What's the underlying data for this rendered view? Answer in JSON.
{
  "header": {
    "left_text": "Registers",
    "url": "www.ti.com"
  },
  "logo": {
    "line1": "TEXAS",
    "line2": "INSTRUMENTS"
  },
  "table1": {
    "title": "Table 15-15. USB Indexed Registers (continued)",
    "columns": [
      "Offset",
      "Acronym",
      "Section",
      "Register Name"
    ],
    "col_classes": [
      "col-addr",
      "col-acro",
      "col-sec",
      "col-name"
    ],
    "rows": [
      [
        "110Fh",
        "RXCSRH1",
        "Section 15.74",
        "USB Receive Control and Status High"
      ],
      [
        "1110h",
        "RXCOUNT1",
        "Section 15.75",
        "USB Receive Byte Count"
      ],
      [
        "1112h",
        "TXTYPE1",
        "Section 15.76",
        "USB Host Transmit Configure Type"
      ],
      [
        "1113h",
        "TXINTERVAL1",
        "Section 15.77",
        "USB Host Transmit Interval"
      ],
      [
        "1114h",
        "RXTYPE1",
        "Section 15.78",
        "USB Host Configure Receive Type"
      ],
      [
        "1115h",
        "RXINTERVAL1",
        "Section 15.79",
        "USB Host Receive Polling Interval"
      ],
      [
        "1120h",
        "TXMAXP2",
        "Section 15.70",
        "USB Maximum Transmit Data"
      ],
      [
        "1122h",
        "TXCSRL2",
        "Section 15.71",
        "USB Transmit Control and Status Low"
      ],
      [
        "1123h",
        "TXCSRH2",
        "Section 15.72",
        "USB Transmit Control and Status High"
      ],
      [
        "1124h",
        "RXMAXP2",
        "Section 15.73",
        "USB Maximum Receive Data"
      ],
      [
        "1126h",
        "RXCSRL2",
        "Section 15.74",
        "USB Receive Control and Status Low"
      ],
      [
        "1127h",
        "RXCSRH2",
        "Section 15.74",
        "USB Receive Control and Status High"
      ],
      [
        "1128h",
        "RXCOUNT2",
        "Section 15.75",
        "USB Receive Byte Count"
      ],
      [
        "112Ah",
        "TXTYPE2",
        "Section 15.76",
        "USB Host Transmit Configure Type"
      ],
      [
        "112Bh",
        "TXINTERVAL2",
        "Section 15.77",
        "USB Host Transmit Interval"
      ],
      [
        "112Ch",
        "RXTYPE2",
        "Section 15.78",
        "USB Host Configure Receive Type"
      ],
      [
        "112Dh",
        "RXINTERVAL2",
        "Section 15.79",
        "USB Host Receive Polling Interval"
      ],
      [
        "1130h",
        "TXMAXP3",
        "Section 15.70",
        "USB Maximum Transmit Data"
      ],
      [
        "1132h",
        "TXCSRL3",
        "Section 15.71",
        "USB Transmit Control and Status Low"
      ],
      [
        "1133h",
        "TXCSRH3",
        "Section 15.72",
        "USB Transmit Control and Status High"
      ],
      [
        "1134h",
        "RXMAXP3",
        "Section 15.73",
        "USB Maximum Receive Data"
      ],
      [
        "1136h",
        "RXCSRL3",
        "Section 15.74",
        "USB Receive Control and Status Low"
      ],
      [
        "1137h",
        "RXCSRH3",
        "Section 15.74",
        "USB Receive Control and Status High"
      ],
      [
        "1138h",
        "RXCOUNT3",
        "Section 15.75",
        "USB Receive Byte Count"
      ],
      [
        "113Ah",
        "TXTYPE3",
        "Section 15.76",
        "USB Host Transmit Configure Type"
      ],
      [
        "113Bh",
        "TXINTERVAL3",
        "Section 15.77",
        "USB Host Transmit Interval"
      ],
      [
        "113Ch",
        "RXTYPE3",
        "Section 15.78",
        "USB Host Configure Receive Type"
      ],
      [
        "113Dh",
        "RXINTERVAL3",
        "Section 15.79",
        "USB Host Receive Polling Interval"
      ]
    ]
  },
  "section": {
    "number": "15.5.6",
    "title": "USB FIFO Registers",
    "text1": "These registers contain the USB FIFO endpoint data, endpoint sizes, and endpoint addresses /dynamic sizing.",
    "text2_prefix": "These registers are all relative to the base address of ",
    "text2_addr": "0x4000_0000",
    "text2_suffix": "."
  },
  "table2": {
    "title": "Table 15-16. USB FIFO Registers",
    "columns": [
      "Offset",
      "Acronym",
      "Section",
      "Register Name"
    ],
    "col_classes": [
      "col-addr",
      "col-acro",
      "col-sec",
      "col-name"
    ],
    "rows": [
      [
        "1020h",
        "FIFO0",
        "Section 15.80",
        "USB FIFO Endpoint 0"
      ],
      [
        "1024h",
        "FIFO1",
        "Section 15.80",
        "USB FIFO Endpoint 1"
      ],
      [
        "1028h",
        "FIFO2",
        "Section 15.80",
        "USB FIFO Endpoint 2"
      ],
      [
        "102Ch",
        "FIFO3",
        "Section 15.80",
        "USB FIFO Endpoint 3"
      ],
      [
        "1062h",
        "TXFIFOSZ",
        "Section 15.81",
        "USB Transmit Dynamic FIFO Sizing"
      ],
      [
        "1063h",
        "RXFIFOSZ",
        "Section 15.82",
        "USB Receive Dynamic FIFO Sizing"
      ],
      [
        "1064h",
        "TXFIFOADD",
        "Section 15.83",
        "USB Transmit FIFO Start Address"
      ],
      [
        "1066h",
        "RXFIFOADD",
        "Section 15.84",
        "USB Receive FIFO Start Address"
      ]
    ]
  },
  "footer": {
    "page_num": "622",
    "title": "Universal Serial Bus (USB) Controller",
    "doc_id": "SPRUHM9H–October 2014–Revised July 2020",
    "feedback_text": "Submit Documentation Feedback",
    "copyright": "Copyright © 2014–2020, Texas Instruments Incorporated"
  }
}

----

- [SET TASK]:
Your task is to reproduce all of the records exactly.

- [ANSWER TO THE PROBLEM]:
What's the underlying data for this rendered view? Answer in JSON.
{
  "header": {
    "left_text": "Registers",
    "url": "www.ti.com"
  },
  "logo": {
    "line1": "TEXAS",
    "line2": "INSTRUMENTS"
  },
  "table1": {
    "title": "Table 15-15. USB Indexed Registers (continued)",
    "columns": [
      "Offset",
      "Acronym",
      "Section",
      "Register Name"
    ],
    "col_classes": [
      "col-addr",
      "col-acro",
      "col-sec",
      "col-name"
    ],
    "rows": [
      [
        "110Fh",
        "RXCSRH1",
        "Section 15.74",
        "USB Receive Control and Status High"
      ],
      [
        "1110h",
        "RXCOUNT1",
        "Section 15.75",
        "USB Receive Byte Count"
      ],
      [
        "1112h",
        "TXTYPE1",
        "Section 15.76",
        "USB Host Transmit Configure Type"
      ],
      [
        "1113h",
        "TXINTERVAL1",
        "Section 15.77",
        "USB Host Transmit Interval"
      ],
      [
        "1114h",
        "RXTYPE1",
        "Section 15.78",
        "USB Host Configure Receive Type"
      ],
      [
        "1115h",
        "RXINTERVAL1",
        "Section 15.79",
        "USB Host Receive Polling Interval"
      ],
      [
        "1120h",
        "TXMAXP2",
        "Section 15.70",
        "USB Maximum Transmit Data"
      ],
      [
        "1122h",
        "TXCSRL2",
        "Section 15.71",
        "USB Transmit Control and Status Low"
      ],
      [
        "1123h",
        "TXCSRH2",
        "Section 15.72",
        "USB Transmit Control and Status High"
      ],
      [
        "1124h",
        "RXMAXP2",
        "Section 15.73",
        "USB Maximum Receive Data"
      ],
      [
        "1126h",
        "RXCSRL2",
        "Section 15.74",
        "USB Receive Control and Status Low"
      ],
      [
        "1127h",
        "RXCSRH2",
        "Section 15.74",
        "USB Receive Control and Status High"
      ],
      [
        "1128h",
        "RXCOUNT2",
        "Section 15.75",
        "USB Receive Byte Count"
      ],
      [
        "112Ah",
        "TXTYPE2",
        "Section 15.76",
        "USB Host Transmit Configure Type"
      ],
      [
        "112Bh",
        "TXINTERVAL2",
        "Section 15.77",
        "USB Host Transmit Interval"
      ],
      [
        "112Ch",
        "RXTYPE2",
        "Section 15.78",
        "USB Host Configure Receive Type"
      ],
      [
        "112Dh",
        "RXINTERVAL2",
        "Section 15.79",
        "USB Host Receive Polling Interval"
      ],
      [
        "1130h",
        "TXMAXP3",
        "Section 15.70",
        "USB Maximum Transmit Data"
      ],
      [
        "1132h",
        "TXCSRL3",
        "Section 15.71",
        "USB Transmit Control and Status Low"
      ],
      [
        "1133h",
        "TXCSRH3",
        "Section 15.72",
        "USB Transmit Control and Status High"
      ],
      [
        "1134h",
        "RXMAXP3",
        "Section 15.73",
        "USB Maximum Receive Data"
      ],
      [
        "1136h",
        "RXCSRL3",
        "Section 15.74",
        "USB Receive Control and Status Low"
      ],
      [
        "1137h",
        "RXCSRH3",
        "Section 15.74",
        "USB Receive Control and Status High"
      ],
      [
        "1138h",
        "RXCOUNT3",
        "Section 15.75",
        "USB Receive Byte Count"
      ],
      [
        "113Ah",
        "TXTYPE3",
        "Section 15.76",
        "USB Host Transmit Configure Type"
      ],
      [
        "113Bh",
        "TXINTERVAL3",
        "Section 15.77",
        "USB Host Transmit Interval"
      ],
      [
        "113Ch",
        "RXTYPE3",
        "Section 15.78",
        "USB Host Configure Receive Type"
      ],
      [
        "113Dh",
        "RXINTERVAL3",
        "Section 15.79",
        "USB Host Receive Polling Interval"
      ]
    ]
  },
  "section": {
    "number": "15.5.6",
    "title": "USB FIFO Registers",
    "text1": "These registers contain the USB FIFO endpoint data, endpoint sizes, and endpoint addresses /dynamic sizing.",
    "text2_prefix": "These registers are all relative to the base address of ",
    "text2_addr": "0x4000_0000",
    "text2_suffix": "."
  },
  "table2": {
    "title": "Table 15-16. USB FIFO Registers",
    "columns": [
      "Offset",
      "Acronym",
      "Section",
      "Register Name"
    ],
    "col_classes": [
      "col-addr",
      "col-acro",
      "col-sec",
      "col-name"
    ],
    "rows": [
      [
        "1020h",
        "FIFO0",
        "Section 15.80",
        "USB FIFO Endpoint 0"
      ],
      [
        "1024h",
        "FIFO1",
        "Section 15.80",
        "USB FIFO Endpoint 1"
      ],
      [
        "1028h",
        "FIFO2",
        "Section 15.80",
        "USB FIFO Endpoint 2"
      ],
      [
        "102Ch",
        "FIFO3",
        "Section 15.80",
        "USB FIFO Endpoint 3"
      ],
      [
        "1062h",
        "TXFIFOSZ",
        "Section 15.81",
        "USB Transmit Dynamic FIFO Sizing"
      ],
      [
        "1063h",
        "RXFIFOSZ",
        "Section 15.82",
        "USB Receive Dynamic FIFO Sizing"
      ],
      [
        "1064h",
        "TXFIFOADD",
        "Section 15.83",
        "USB Transmit FIFO Start Address"
      ],
      [
        "1066h",
        "RXFIFOADD",
        "Section 15.84",
        "USB Receive FIFO Start Address"
      ]
    ]
  },
  "footer": {
    "page_num": "622",
    "title": "Universal Serial Bus (USB) Controller",
    "doc_id": "SPRUHM9H–October 2014–Revised July 2020",
    "feedback_text": "Submit Documentation Feedback",
    "copyright": "Copyright © 2014–2020, Texas Instruments Incorporated"
  }
}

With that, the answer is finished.